Short task »
Determine how many lines hold "technology" and give only that number.

Data supplied »
— begin —
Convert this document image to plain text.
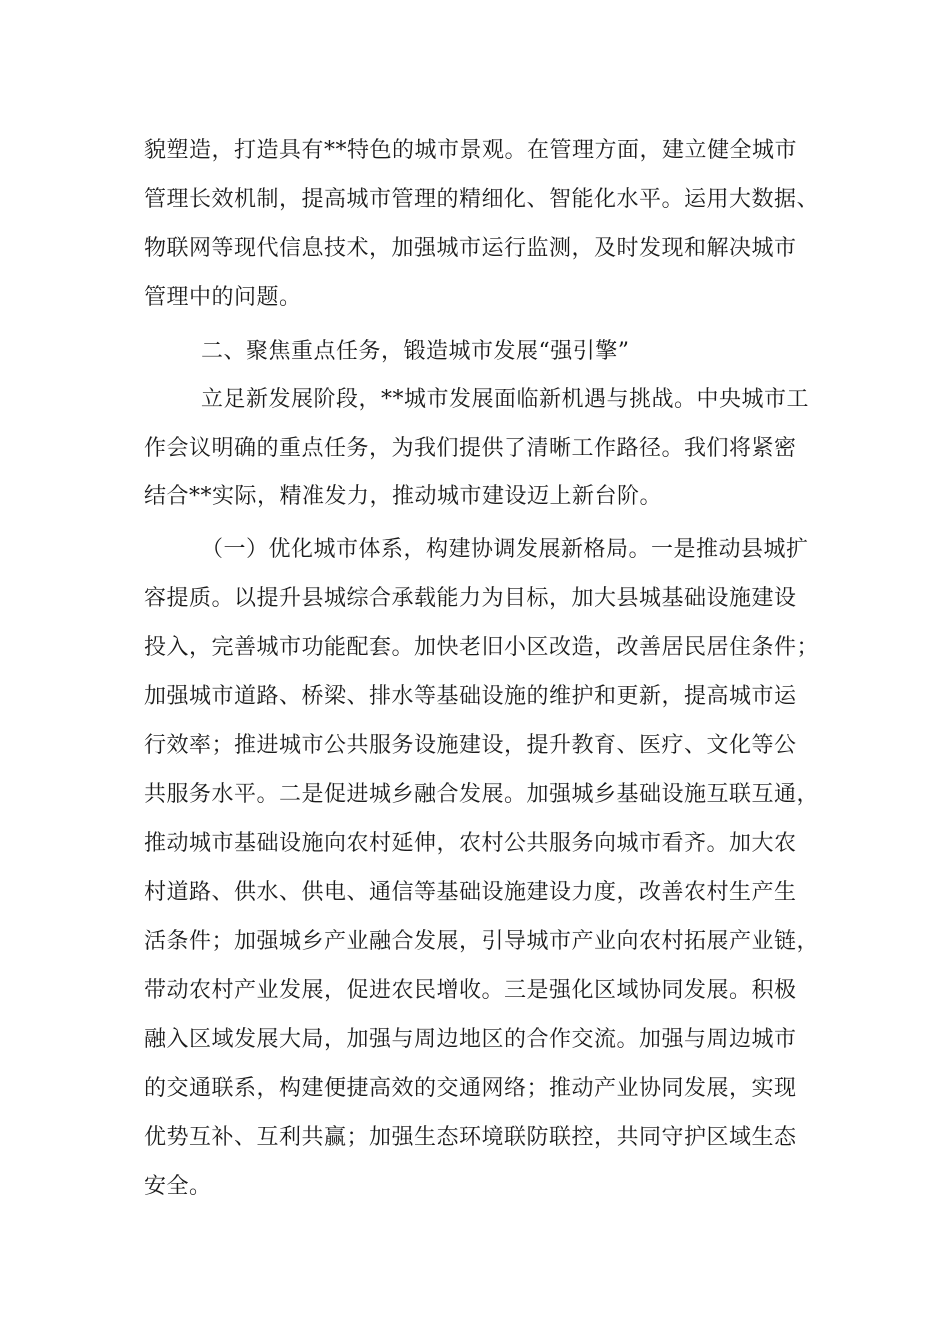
貌塑造，打造具有**特色的城市景观。在管理方面，建立健全城市
管理长效机制，提高城市管理的精细化、智能化水平。运用大数据、
物联网等现代信息技术，加强城市运行监测，及时发现和解决城市
管理中的问题。
二、聚焦重点任务，锻造城市发展“强引擎”
立足新发展阶段，**城市发展面临新机遇与挑战。中央城市工
作会议明确的重点任务，为我们提供了清晰工作路径。我们将紧密
结合**实际，精准发力，推动城市建设迈上新台阶。
（一）优化城市体系，构建协调发展新格局。一是推动县城扩
容提质。以提升县城综合承载能力为目标，加大县城基础设施建设
投入，完善城市功能配套。加快老旧小区改造，改善居民居住条件；
加强城市道路、桥梁、排水等基础设施的维护和更新，提高城市运
行效率；推进城市公共服务设施建设，提升教育、医疗、文化等公
共服务水平。二是促进城乡融合发展。加强城乡基础设施互联互通，
推动城市基础设施向农村延伸，农村公共服务向城市看齐。加大农
村道路、供水、供电、通信等基础设施建设力度，改善农村生产生
活条件；加强城乡产业融合发展，引导城市产业向农村拓展产业链，
带动农村产业发展，促进农民增收。三是强化区域协同发展。积极
融入区域发展大局，加强与周边地区的合作交流。加强与周边城市
的交通联系，构建便捷高效的交通网络；推动产业协同发展，实现
优势互补、互利共赢；加强生态环境联防联控，共同守护区域生态
安全。
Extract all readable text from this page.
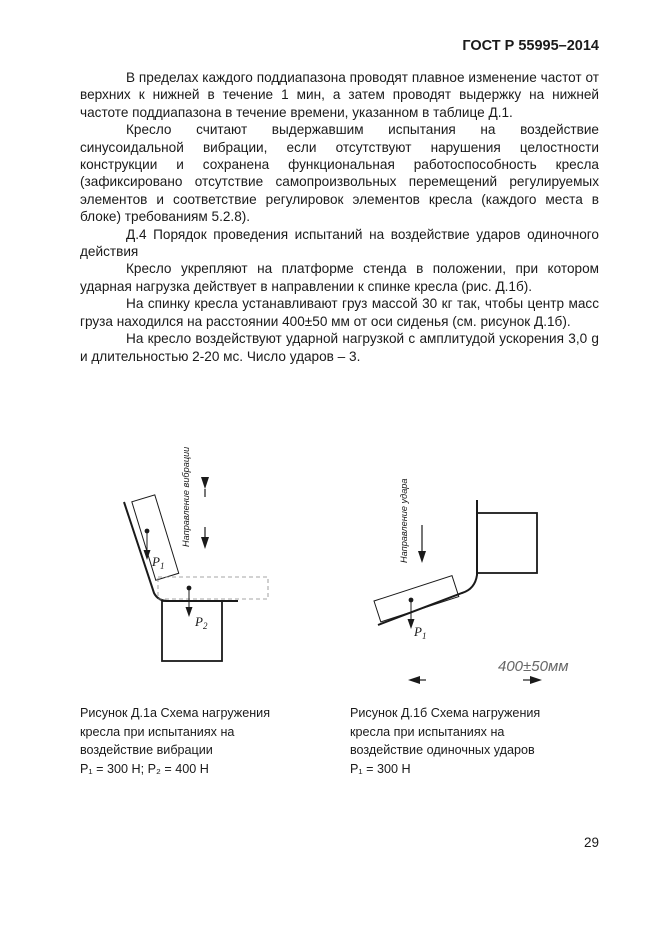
ГОСТ Р 55995–2014

В пределах каждого поддиапазона проводят плавное изменение частот от верхних к нижней в течение 1 мин, а затем проводят выдержку на нижней частоте поддиапазона в течение времени, указанном в таблице Д.1.

Кресло считают выдержавшим испытания на воздействие синусоидальной вибрации, если отсутствуют нарушения целостности конструкции и сохранена функциональная работоспособность кресла (зафиксировано отсутствие самопроизвольных перемещений регулируемых элементов и соответствие регулировок элементов кресла (каждого места в блоке) требованиям 5.2.8).

Д.4 Порядок проведения испытаний на воздействие ударов одиночного действия

Кресло укрепляют на платформе стенда в положении, при котором ударная нагрузка действует в направлении к спинке кресла (рис. Д.1б).

На спинку кресла устанавливают груз массой 30 кг так, чтобы центр масс груза находился на расстоянии 400±50 мм от оси сиденья (см. рисунок Д.1б).

На кресло воздействуют ударной нагрузкой с амплитудой ускорения 3,0 g и длительностью 2-20 мс. Число ударов – 3.

$P_1$
$P_2$
Направление вибрации
$P_1$
Направление удара
400±50мм
Рисунок Д.1а Схема нагружения
кресла при испытаниях на
воздействие вибрации
P₁ = 300 Н; P₂ = 400 Н
Рисунок Д.1б Схема нагружения
кресла при испытаниях на
воздействие одиночных ударов
P₁ = 300 Н
29
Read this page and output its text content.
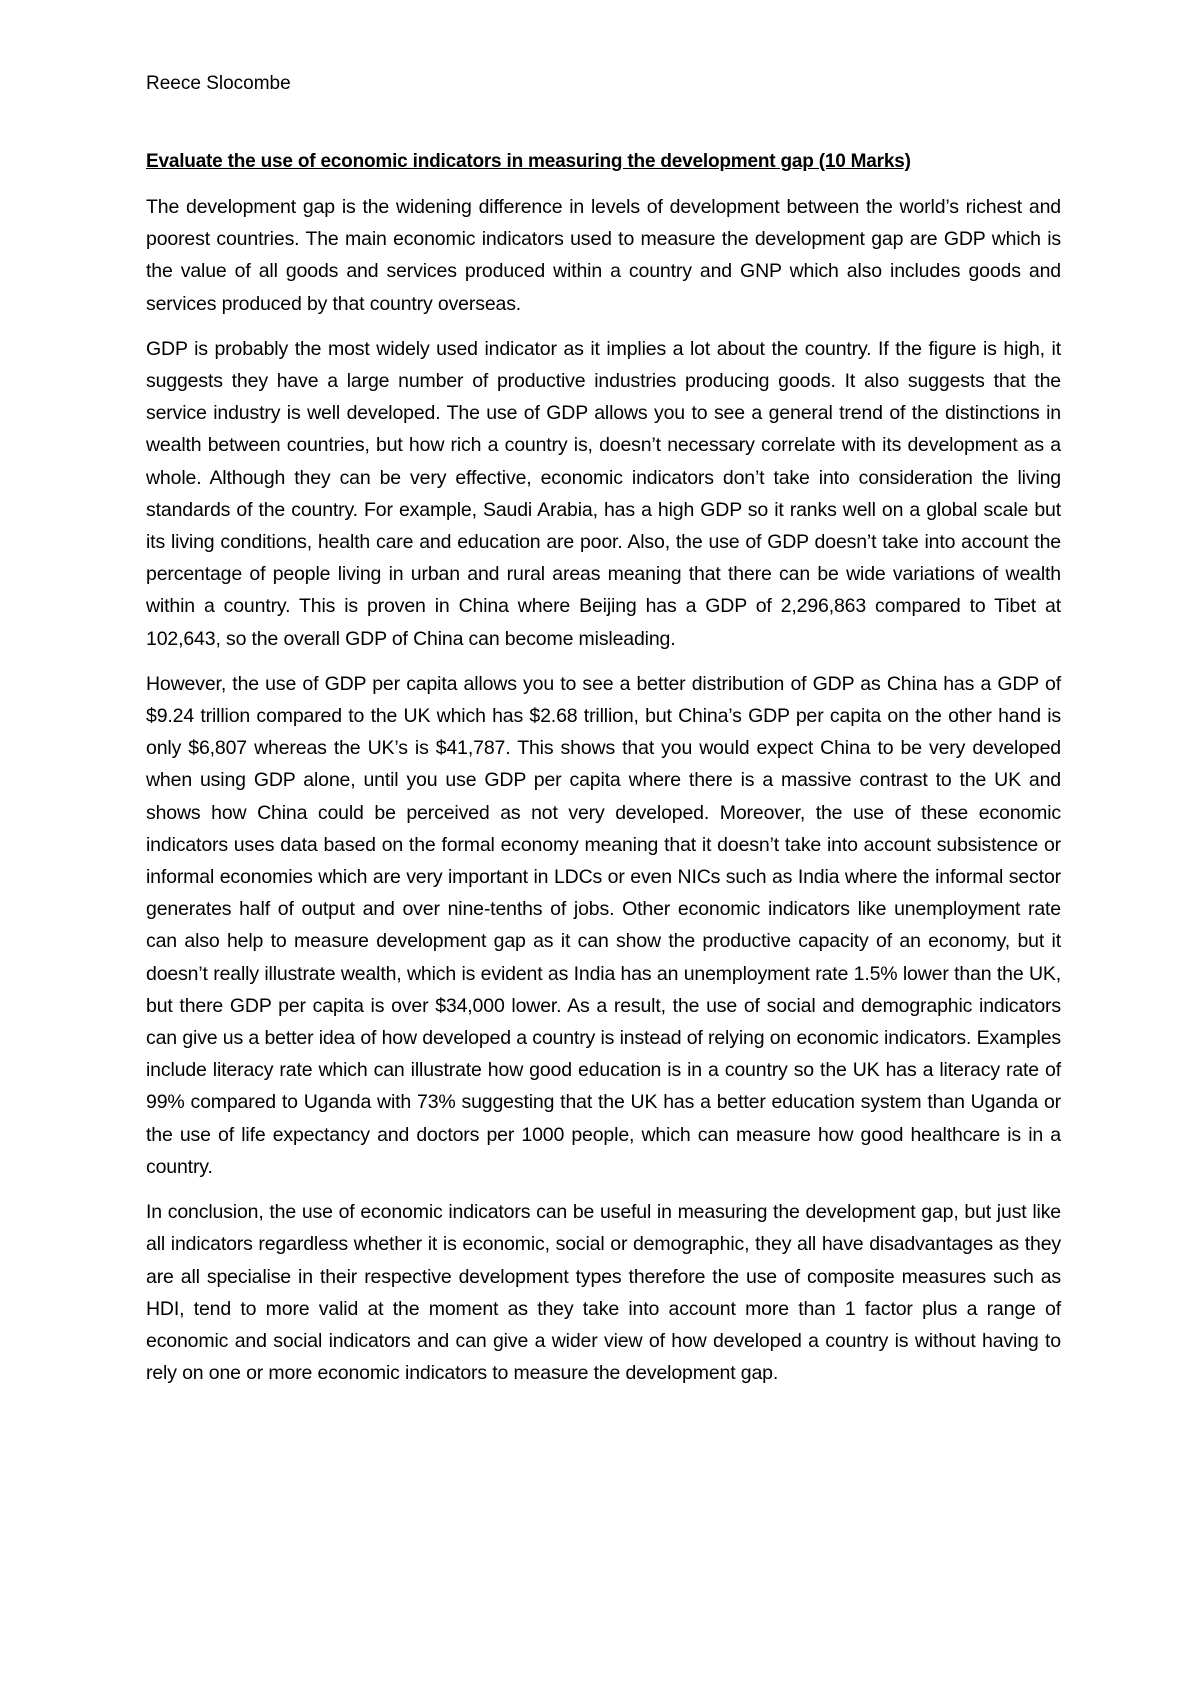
Reece Slocombe
Evaluate the use of economic indicators in measuring the development gap (10 Marks)

The development gap is the widening difference in levels of development between the world’s richest and poorest countries. The main economic indicators used to measure the development gap are GDP which is the value of all goods and services produced within a country and GNP which also includes goods and services produced by that country overseas.

GDP is probably the most widely used indicator as it implies a lot about the country. If the figure is high, it suggests they have a large number of productive industries producing goods. It also suggests that the service industry is well developed. The use of GDP allows you to see a general trend of the distinctions in wealth between countries, but how rich a country is, doesn’t necessary correlate with its development as a whole. Although they can be very effective, economic indicators don’t take into consideration the living standards of the country. For example, Saudi Arabia, has a high GDP so it ranks well on a global scale but its living conditions, health care and education are poor. Also, the use of GDP doesn’t take into account the percentage of people living in urban and rural areas meaning that there can be wide variations of wealth within a country. This is proven in China where Beijing has a GDP of 2,296,863 compared to Tibet at 102,643, so the overall GDP of China can become misleading.

However, the use of GDP per capita allows you to see a better distribution of GDP as China has a GDP of $9.24 trillion compared to the UK which has $2.68 trillion, but China’s GDP per capita on the other hand is only $6,807 whereas the UK’s is $41,787. This shows that you would expect China to be very developed when using GDP alone, until you use GDP per capita where there is a massive contrast to the UK and shows how China could be perceived as not very developed. Moreover, the use of these economic indicators uses data based on the formal economy meaning that it doesn’t take into account subsistence or informal economies which are very important in LDCs or even NICs such as India where the informal sector generates half of output and over nine-tenths of jobs. Other economic indicators like unemployment rate can also help to measure development gap as it can show the productive capacity of an economy, but it doesn’t really illustrate wealth, which is evident as India has an unemployment rate 1.5% lower than the UK, but there GDP per capita is over $34,000 lower. As a result, the use of social and demographic indicators can give us a better idea of how developed a country is instead of relying on economic indicators. Examples include literacy rate which can illustrate how good education is in a country so the UK has a literacy rate of 99% compared to Uganda with 73% suggesting that the UK has a better education system than Uganda or the use of life expectancy and doctors per 1000 people, which can measure how good healthcare is in a country.

In conclusion, the use of economic indicators can be useful in measuring the development gap, but just like all indicators regardless whether it is economic, social or demographic, they all have disadvantages as they are all specialise in their respective development types therefore the use of composite measures such as HDI, tend to more valid at the moment as they take into account more than 1 factor plus a range of economic and social indicators and can give a wider view of how developed a country is without having to rely on one or more economic indicators to measure the development gap.
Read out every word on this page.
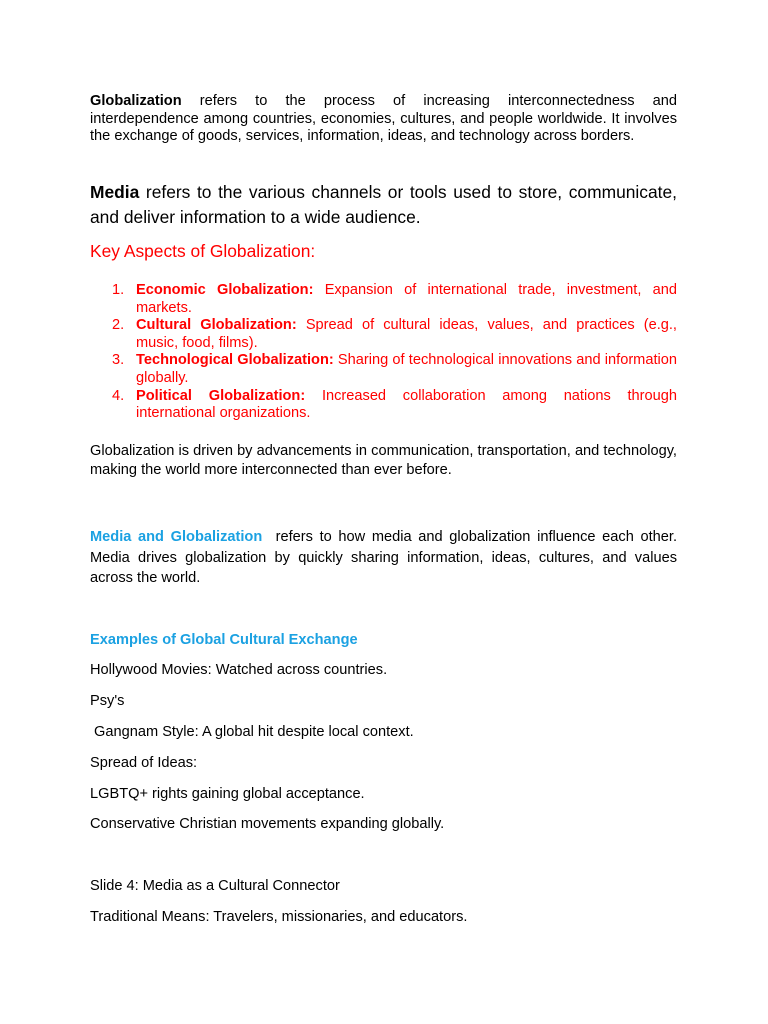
Globalization refers to the process of increasing interconnectedness and interdependence among countries, economies, cultures, and people worldwide. It involves the exchange of goods, services, information, ideas, and technology across borders.

Media refers to the various channels or tools used to store, communicate, and deliver information to a wide audience.

Key Aspects of Globalization:

1. Economic Globalization: Expansion of international trade, investment, and markets.
2. Cultural Globalization: Spread of cultural ideas, values, and practices (e.g., music, food, films).
3. Technological Globalization: Sharing of technological innovations and information globally.
4. Political Globalization: Increased collaboration among nations through international organizations.

Globalization is driven by advancements in communication, transportation, and technology, making the world more interconnected than ever before.

Media and Globalization  refers to how media and globalization influence each other. Media drives globalization by quickly sharing information, ideas, cultures, and values across the world.

Examples of Global Cultural Exchange

Hollywood Movies: Watched across countries.

Psy's

Gangnam Style: A global hit despite local context.

Spread of Ideas:

LGBTQ+ rights gaining global acceptance.

Conservative Christian movements expanding globally.

Slide 4: Media as a Cultural Connector

Traditional Means: Travelers, missionaries, and educators.
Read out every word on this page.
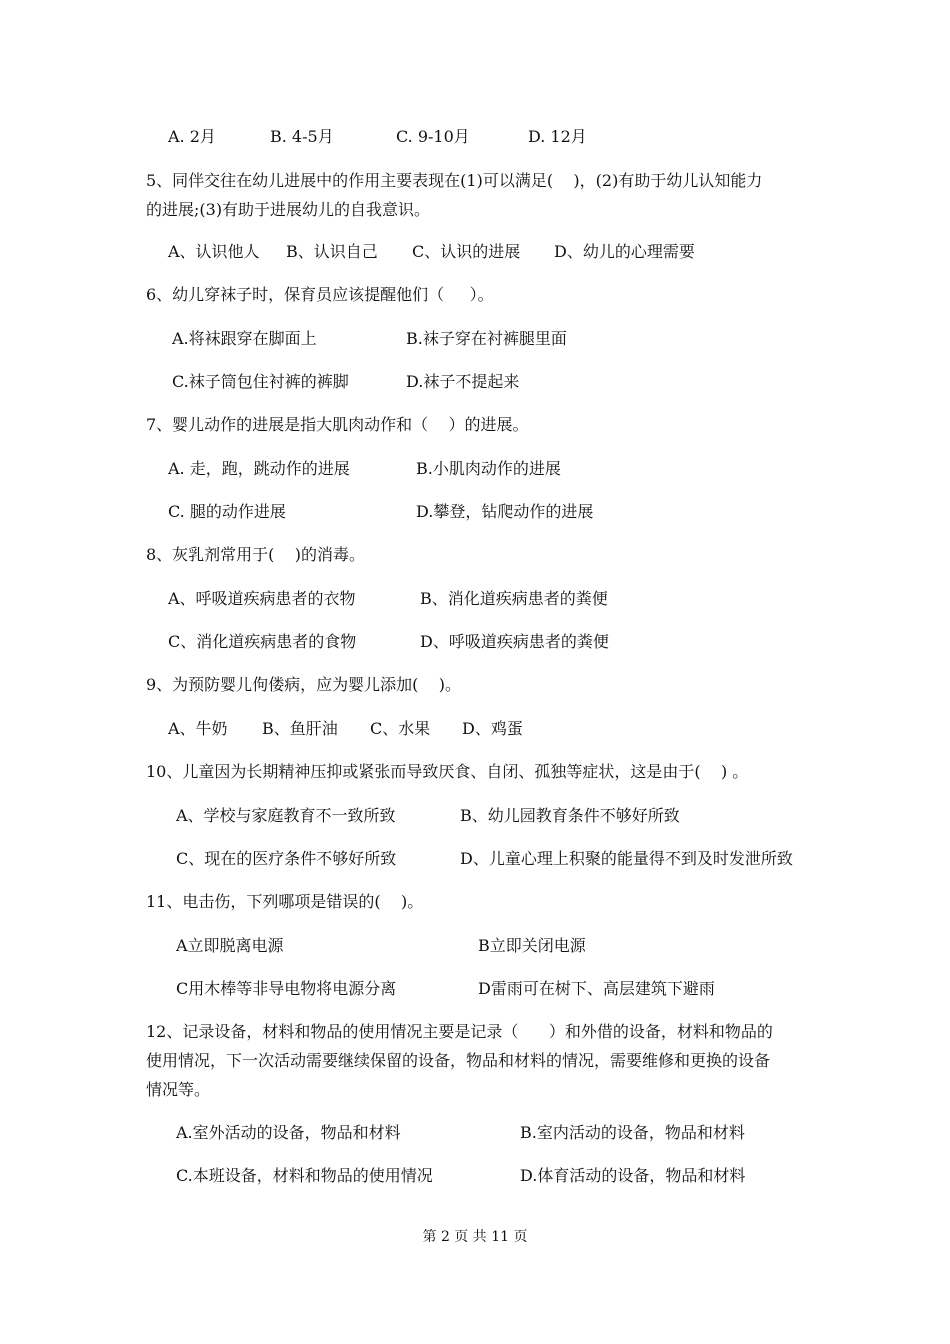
A. 2月	B. 4-5月	C. 9-10月	D. 12月
5、同伴交往在幼儿进展中的作用主要表现在(1)可以满足(    )，(2)有助于幼儿认知能力
的进展;(3)有助于进展幼儿的自我意识。
A、认识他人 B、认识自己 C、认识的进展 D、幼儿的心理需要
6、幼儿穿袜子时，保育员应该提醒他们（     ）。
A.将袜跟穿在脚面上	B.袜子穿在衬裤腿里面
C.袜子筒包住衬裤的裤脚	D.袜子不提起来
7、婴儿动作的进展是指大肌肉动作和（    ）的进展。
A. 走，跑，跳动作的进展	B.小肌肉动作的进展
C. 腿的动作进展	D.攀登，钻爬动作的进展
8、灰乳剂常用于(    )的消毒。
A、呼吸道疾病患者的衣物	B、消化道疾病患者的粪便
C、消化道疾病患者的食物	D、呼吸道疾病患者的粪便
9、为预防婴儿佝偻病，应为婴儿添加(    )。
A、牛奶 B、鱼肝油 C、水果 D、鸡蛋
10、儿童因为长期精神压抑或紧张而导致厌食、自闭、孤独等症状，这是由于(    ) 。
A、学校与家庭教育不一致所致	B、幼儿园教育条件不够好所致
C、现在的医疗条件不够好所致	D、儿童心理上积聚的能量得不到及时发泄所致
11、电击伤，下列哪项是错误的(    )。
A立即脱离电源	B立即关闭电源
C用木棒等非导电物将电源分离	D雷雨可在树下、高层建筑下避雨
12、记录设备，材料和物品的使用情况主要是记录（      ）和外借的设备，材料和物品的
使用情况，下一次活动需要继续保留的设备，物品和材料的情况，需要维修和更换的设备
情况等。
A.室外活动的设备，物品和材料	B.室内活动的设备，物品和材料
C.本班设备，材料和物品的使用情况	D.体育活动的设备，物品和材料
第 2 页 共 11 页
— end —
Written answer »
2